Directions: Collect each line holding the string "иные".

Data excerpts:
□ □ □
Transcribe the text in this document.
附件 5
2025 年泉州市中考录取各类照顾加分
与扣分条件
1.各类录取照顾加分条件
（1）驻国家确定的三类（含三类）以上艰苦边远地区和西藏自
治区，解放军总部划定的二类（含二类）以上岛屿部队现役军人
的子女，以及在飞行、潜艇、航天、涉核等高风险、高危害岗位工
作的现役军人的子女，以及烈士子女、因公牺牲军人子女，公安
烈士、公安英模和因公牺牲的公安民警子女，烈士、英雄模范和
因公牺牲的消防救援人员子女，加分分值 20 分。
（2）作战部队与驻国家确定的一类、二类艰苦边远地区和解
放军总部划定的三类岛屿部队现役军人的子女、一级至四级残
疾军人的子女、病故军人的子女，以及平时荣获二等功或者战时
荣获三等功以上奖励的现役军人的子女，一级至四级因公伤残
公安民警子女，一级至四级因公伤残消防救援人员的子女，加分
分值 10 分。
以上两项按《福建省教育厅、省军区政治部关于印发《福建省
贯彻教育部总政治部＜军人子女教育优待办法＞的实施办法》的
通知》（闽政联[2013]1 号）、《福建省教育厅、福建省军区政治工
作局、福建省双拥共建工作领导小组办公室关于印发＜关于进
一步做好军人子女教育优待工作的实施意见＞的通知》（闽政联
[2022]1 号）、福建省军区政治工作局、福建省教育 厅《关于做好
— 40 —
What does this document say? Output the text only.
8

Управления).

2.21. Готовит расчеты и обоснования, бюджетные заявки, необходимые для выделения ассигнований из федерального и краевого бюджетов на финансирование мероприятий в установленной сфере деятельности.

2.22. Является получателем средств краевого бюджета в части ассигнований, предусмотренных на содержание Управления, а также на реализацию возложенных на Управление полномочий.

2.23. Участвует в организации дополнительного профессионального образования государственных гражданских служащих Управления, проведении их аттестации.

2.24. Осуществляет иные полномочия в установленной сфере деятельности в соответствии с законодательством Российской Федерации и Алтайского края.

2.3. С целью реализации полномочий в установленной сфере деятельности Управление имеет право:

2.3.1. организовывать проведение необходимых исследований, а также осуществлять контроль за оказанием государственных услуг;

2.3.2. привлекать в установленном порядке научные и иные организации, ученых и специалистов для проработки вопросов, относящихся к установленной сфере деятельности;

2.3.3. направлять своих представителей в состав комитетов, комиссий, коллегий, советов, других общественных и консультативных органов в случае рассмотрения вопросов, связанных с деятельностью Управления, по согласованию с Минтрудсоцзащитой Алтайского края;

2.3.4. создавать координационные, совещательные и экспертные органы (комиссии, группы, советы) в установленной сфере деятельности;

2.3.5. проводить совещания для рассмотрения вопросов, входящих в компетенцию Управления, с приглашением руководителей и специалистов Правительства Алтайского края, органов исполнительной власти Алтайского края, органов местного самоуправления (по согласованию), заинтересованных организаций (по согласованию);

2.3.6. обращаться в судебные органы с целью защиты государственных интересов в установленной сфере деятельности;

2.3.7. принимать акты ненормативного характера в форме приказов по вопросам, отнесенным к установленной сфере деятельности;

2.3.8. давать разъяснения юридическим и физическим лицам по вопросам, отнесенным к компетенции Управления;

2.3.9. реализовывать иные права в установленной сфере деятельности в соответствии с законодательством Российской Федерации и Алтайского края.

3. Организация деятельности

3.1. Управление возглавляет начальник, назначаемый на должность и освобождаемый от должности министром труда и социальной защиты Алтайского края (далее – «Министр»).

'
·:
□ □ □
Correct answer:
2.24. Осуществляет иные полномочия в установленной сфере деятельности в соответствии с законодательством Российской Федерации и Алтайского края.
2.3.2. привлекать в установленном порядке научные и иные организации, ученых и специалистов для проработки вопросов, относящихся к установленной сфере деятельности;
2.3.9. реализовывать иные права в установленной сфере деятельности в соответствии с законодательством Российской Федерации и Алтайского края.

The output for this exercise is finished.